**Short exercise**
Set down the records once more, please, exactly and with the pictures left out.

**Exercise inputs**
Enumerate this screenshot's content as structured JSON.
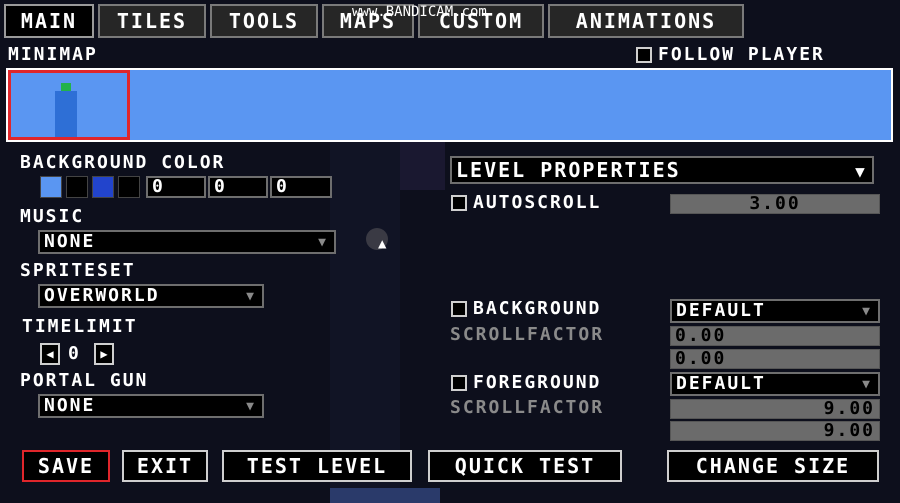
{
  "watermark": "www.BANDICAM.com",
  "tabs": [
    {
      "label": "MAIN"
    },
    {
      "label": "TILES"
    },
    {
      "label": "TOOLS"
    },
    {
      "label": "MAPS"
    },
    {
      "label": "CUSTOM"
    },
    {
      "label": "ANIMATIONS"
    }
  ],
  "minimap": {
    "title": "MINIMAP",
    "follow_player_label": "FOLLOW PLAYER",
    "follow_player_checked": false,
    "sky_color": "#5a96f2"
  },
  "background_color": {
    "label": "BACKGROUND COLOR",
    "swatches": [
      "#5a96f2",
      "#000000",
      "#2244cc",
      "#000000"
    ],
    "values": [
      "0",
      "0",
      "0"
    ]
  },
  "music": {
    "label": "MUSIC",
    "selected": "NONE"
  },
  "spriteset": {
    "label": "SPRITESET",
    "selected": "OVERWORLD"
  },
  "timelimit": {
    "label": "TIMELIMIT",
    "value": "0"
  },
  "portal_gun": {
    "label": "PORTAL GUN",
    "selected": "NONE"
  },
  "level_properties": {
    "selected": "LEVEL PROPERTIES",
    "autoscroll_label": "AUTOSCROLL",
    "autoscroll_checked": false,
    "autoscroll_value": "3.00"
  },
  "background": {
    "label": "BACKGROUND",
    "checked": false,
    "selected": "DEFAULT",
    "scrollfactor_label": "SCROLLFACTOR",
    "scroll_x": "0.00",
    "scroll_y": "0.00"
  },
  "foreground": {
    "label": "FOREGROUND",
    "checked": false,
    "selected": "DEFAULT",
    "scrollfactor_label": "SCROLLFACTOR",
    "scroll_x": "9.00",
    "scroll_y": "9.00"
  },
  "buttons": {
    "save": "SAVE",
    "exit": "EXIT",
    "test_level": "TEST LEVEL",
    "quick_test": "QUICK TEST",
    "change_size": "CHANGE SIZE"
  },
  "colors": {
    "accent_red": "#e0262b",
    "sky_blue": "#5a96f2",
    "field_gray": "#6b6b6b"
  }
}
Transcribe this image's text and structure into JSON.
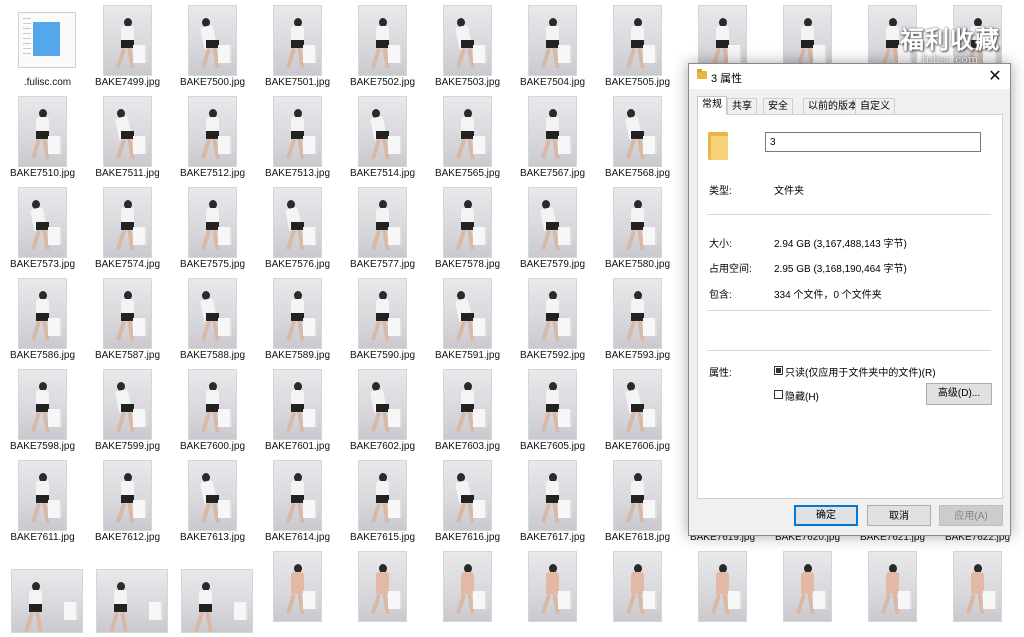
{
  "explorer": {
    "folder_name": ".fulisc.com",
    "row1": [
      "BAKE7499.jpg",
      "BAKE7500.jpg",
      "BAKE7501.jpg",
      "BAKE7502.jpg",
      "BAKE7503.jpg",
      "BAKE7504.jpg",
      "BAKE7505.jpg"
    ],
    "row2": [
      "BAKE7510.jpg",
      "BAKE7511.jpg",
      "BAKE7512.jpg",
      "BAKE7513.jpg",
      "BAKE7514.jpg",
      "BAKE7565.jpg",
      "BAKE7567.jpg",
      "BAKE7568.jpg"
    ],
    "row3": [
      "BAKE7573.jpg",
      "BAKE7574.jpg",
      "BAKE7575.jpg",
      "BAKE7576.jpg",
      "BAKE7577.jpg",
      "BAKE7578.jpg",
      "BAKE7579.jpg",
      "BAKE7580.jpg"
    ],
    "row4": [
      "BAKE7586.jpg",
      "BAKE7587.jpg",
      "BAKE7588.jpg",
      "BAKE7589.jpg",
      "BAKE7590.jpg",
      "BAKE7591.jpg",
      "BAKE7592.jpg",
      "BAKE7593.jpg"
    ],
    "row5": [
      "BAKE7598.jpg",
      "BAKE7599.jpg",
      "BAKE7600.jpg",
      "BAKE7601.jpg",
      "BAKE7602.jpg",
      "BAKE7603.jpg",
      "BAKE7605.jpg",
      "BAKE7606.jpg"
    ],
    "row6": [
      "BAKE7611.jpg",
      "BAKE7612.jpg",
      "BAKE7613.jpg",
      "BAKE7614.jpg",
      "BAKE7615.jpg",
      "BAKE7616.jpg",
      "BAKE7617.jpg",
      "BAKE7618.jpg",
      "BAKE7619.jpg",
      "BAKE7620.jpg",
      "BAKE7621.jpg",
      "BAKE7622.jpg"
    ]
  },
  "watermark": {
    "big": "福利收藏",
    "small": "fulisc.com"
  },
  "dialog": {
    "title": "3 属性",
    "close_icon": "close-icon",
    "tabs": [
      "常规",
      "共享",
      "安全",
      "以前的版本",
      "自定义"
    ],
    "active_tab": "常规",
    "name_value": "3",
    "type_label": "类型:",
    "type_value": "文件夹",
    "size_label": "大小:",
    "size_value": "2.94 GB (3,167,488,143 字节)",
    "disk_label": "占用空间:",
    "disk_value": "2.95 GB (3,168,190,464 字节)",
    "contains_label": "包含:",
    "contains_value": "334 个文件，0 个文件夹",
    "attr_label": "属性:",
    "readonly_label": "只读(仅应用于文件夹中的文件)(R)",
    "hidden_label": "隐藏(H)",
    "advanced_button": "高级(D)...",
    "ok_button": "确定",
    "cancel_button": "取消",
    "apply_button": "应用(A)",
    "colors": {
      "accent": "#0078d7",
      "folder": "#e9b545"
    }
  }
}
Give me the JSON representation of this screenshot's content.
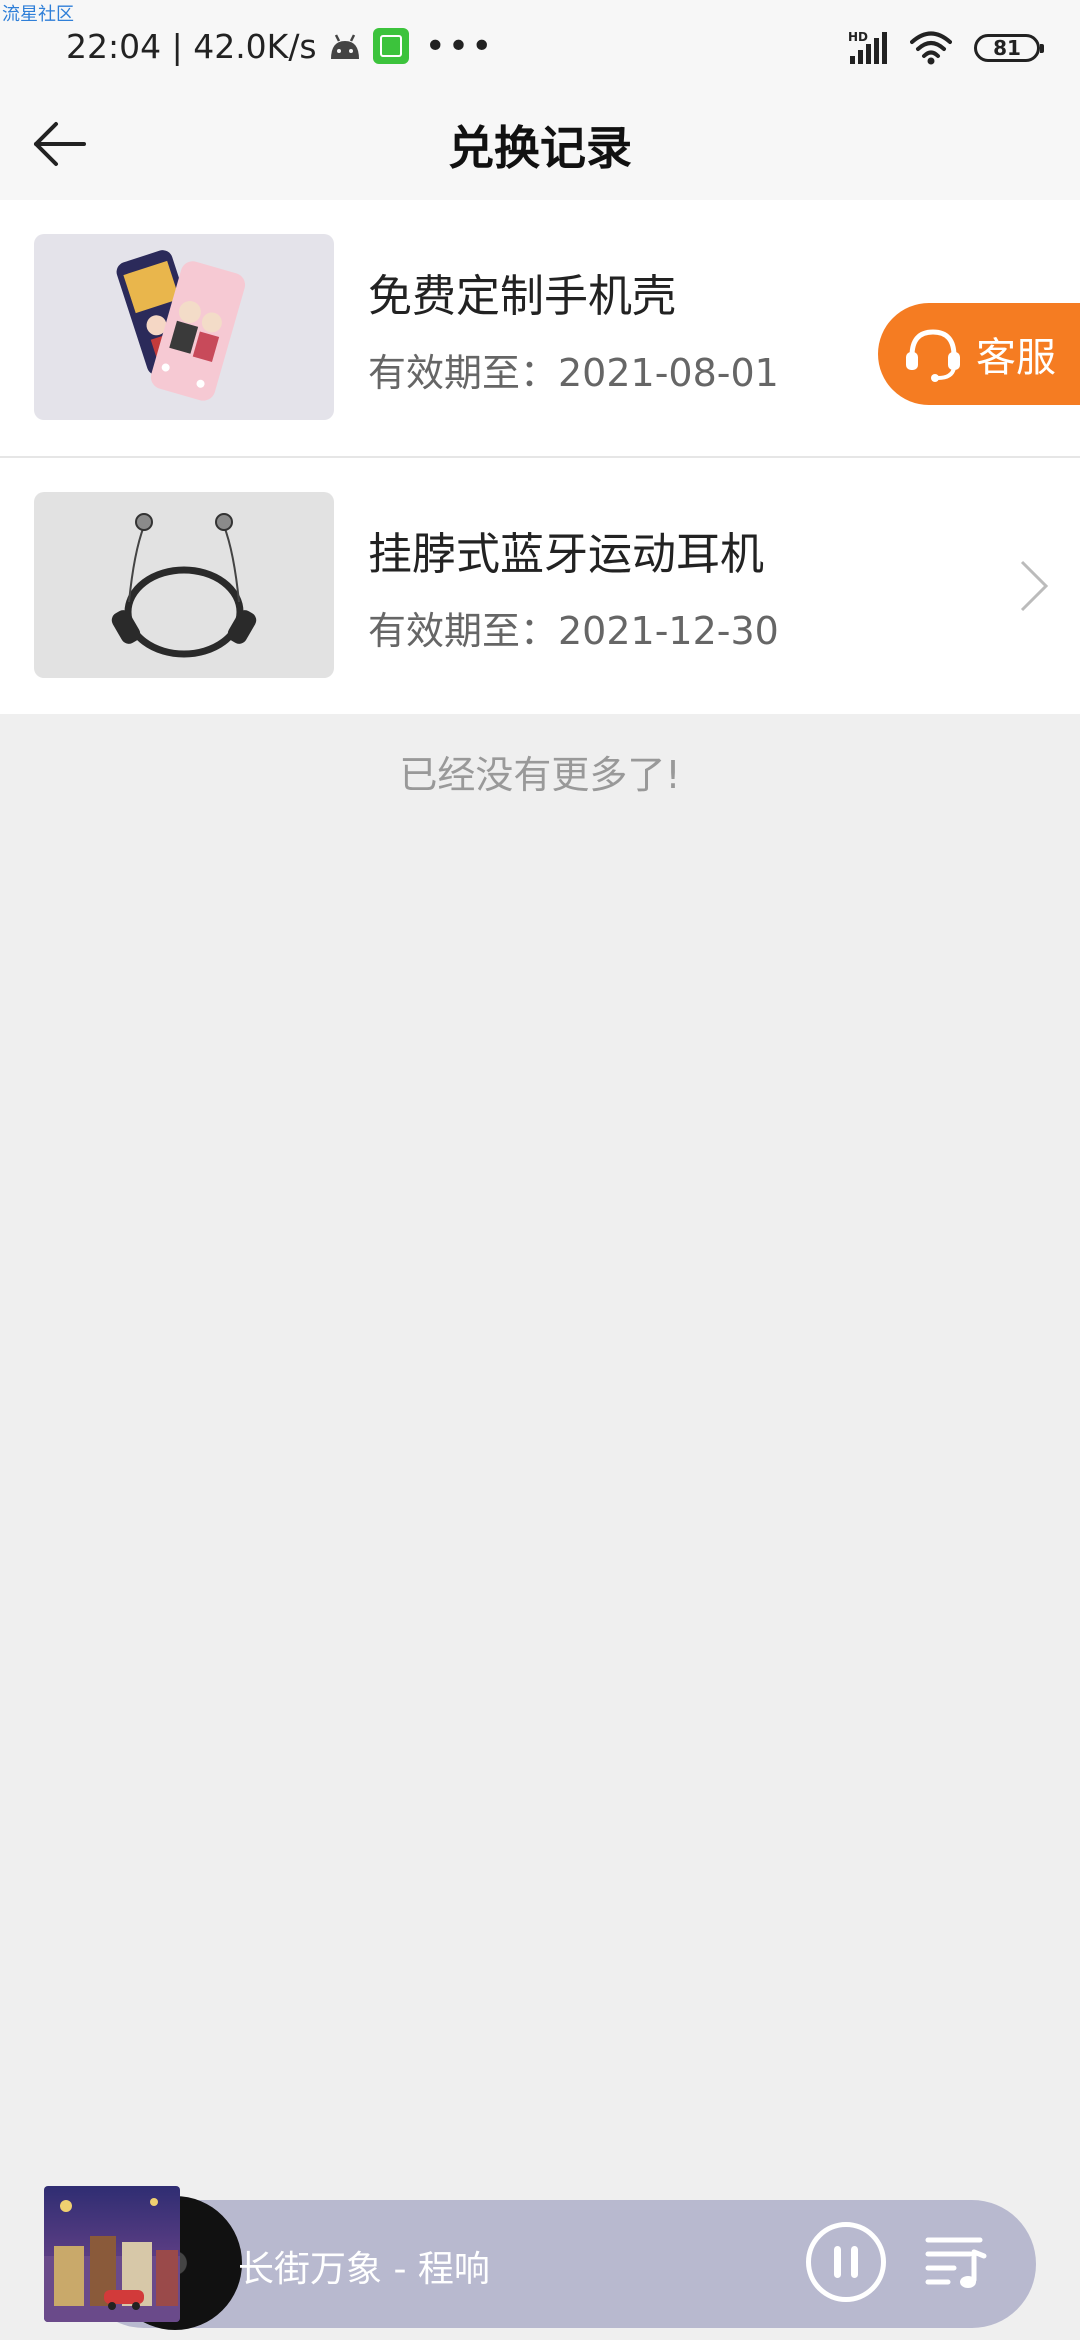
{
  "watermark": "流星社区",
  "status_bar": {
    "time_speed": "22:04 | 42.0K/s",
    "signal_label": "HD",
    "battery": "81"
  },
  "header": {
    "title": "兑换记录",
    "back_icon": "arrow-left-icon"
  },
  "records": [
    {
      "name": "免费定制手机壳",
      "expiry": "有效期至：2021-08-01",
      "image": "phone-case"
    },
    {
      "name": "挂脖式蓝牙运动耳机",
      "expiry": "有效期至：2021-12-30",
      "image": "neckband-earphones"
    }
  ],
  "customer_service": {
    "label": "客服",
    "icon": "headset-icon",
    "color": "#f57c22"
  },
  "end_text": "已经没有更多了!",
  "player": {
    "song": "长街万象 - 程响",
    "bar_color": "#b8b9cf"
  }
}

**Result**
Enumerate this screenshot's content as structured JSON.
{
  "watermark": "www.BANDICAM.com",
  "tabs": [
    {
      "label": "MAIN"
    },
    {
      "label": "TILES"
    },
    {
      "label": "TOOLS"
    },
    {
      "label": "MAPS"
    },
    {
      "label": "CUSTOM"
    },
    {
      "label": "ANIMATIONS"
    }
  ],
  "minimap": {
    "title": "MINIMAP",
    "follow_player_label": "FOLLOW PLAYER",
    "follow_player_checked": false,
    "sky_color": "#5a96f2"
  },
  "background_color": {
    "label": "BACKGROUND COLOR",
    "swatches": [
      "#5a96f2",
      "#000000",
      "#2244cc",
      "#000000"
    ],
    "values": [
      "0",
      "0",
      "0"
    ]
  },
  "music": {
    "label": "MUSIC",
    "selected": "NONE"
  },
  "spriteset": {
    "label": "SPRITESET",
    "selected": "OVERWORLD"
  },
  "timelimit": {
    "label": "TIMELIMIT",
    "value": "0"
  },
  "portal_gun": {
    "label": "PORTAL GUN",
    "selected": "NONE"
  },
  "level_properties": {
    "selected": "LEVEL PROPERTIES",
    "autoscroll_label": "AUTOSCROLL",
    "autoscroll_checked": false,
    "autoscroll_value": "3.00"
  },
  "background": {
    "label": "BACKGROUND",
    "checked": false,
    "selected": "DEFAULT",
    "scrollfactor_label": "SCROLLFACTOR",
    "scroll_x": "0.00",
    "scroll_y": "0.00"
  },
  "foreground": {
    "label": "FOREGROUND",
    "checked": false,
    "selected": "DEFAULT",
    "scrollfactor_label": "SCROLLFACTOR",
    "scroll_x": "9.00",
    "scroll_y": "9.00"
  },
  "buttons": {
    "save": "SAVE",
    "exit": "EXIT",
    "test_level": "TEST LEVEL",
    "quick_test": "QUICK TEST",
    "change_size": "CHANGE SIZE"
  },
  "colors": {
    "accent_red": "#e0262b",
    "sky_blue": "#5a96f2",
    "field_gray": "#6b6b6b"
  }
}
Transcribe this image's text and structure into JSON.
{
  "explorer": {
    "folder_name": ".fulisc.com",
    "row1": [
      "BAKE7499.jpg",
      "BAKE7500.jpg",
      "BAKE7501.jpg",
      "BAKE7502.jpg",
      "BAKE7503.jpg",
      "BAKE7504.jpg",
      "BAKE7505.jpg"
    ],
    "row2": [
      "BAKE7510.jpg",
      "BAKE7511.jpg",
      "BAKE7512.jpg",
      "BAKE7513.jpg",
      "BAKE7514.jpg",
      "BAKE7565.jpg",
      "BAKE7567.jpg",
      "BAKE7568.jpg"
    ],
    "row3": [
      "BAKE7573.jpg",
      "BAKE7574.jpg",
      "BAKE7575.jpg",
      "BAKE7576.jpg",
      "BAKE7577.jpg",
      "BAKE7578.jpg",
      "BAKE7579.jpg",
      "BAKE7580.jpg"
    ],
    "row4": [
      "BAKE7586.jpg",
      "BAKE7587.jpg",
      "BAKE7588.jpg",
      "BAKE7589.jpg",
      "BAKE7590.jpg",
      "BAKE7591.jpg",
      "BAKE7592.jpg",
      "BAKE7593.jpg"
    ],
    "row5": [
      "BAKE7598.jpg",
      "BAKE7599.jpg",
      "BAKE7600.jpg",
      "BAKE7601.jpg",
      "BAKE7602.jpg",
      "BAKE7603.jpg",
      "BAKE7605.jpg",
      "BAKE7606.jpg"
    ],
    "row6": [
      "BAKE7611.jpg",
      "BAKE7612.jpg",
      "BAKE7613.jpg",
      "BAKE7614.jpg",
      "BAKE7615.jpg",
      "BAKE7616.jpg",
      "BAKE7617.jpg",
      "BAKE7618.jpg",
      "BAKE7619.jpg",
      "BAKE7620.jpg",
      "BAKE7621.jpg",
      "BAKE7622.jpg"
    ]
  },
  "watermark": {
    "big": "福利收藏",
    "small": "fulisc.com"
  },
  "dialog": {
    "title": "3 属性",
    "close_icon": "close-icon",
    "tabs": [
      "常规",
      "共享",
      "安全",
      "以前的版本",
      "自定义"
    ],
    "active_tab": "常规",
    "name_value": "3",
    "type_label": "类型:",
    "type_value": "文件夹",
    "size_label": "大小:",
    "size_value": "2.94 GB (3,167,488,143 字节)",
    "disk_label": "占用空间:",
    "disk_value": "2.95 GB (3,168,190,464 字节)",
    "contains_label": "包含:",
    "contains_value": "334 个文件，0 个文件夹",
    "attr_label": "属性:",
    "readonly_label": "只读(仅应用于文件夹中的文件)(R)",
    "hidden_label": "隐藏(H)",
    "advanced_button": "高级(D)...",
    "ok_button": "确定",
    "cancel_button": "取消",
    "apply_button": "应用(A)",
    "colors": {
      "accent": "#0078d7",
      "folder": "#e9b545"
    }
  }
}
Give me the JSON representation of this screenshot's content.
{
  "watermark": "流星社区",
  "status_bar": {
    "time_speed": "22:04 | 42.0K/s",
    "signal_label": "HD",
    "battery": "81"
  },
  "header": {
    "title": "兑换记录",
    "back_icon": "arrow-left-icon"
  },
  "records": [
    {
      "name": "免费定制手机壳",
      "expiry": "有效期至：2021-08-01",
      "image": "phone-case"
    },
    {
      "name": "挂脖式蓝牙运动耳机",
      "expiry": "有效期至：2021-12-30",
      "image": "neckband-earphones"
    }
  ],
  "customer_service": {
    "label": "客服",
    "icon": "headset-icon",
    "color": "#f57c22"
  },
  "end_text": "已经没有更多了!",
  "player": {
    "song": "长街万象 - 程响",
    "bar_color": "#b8b9cf"
  }
}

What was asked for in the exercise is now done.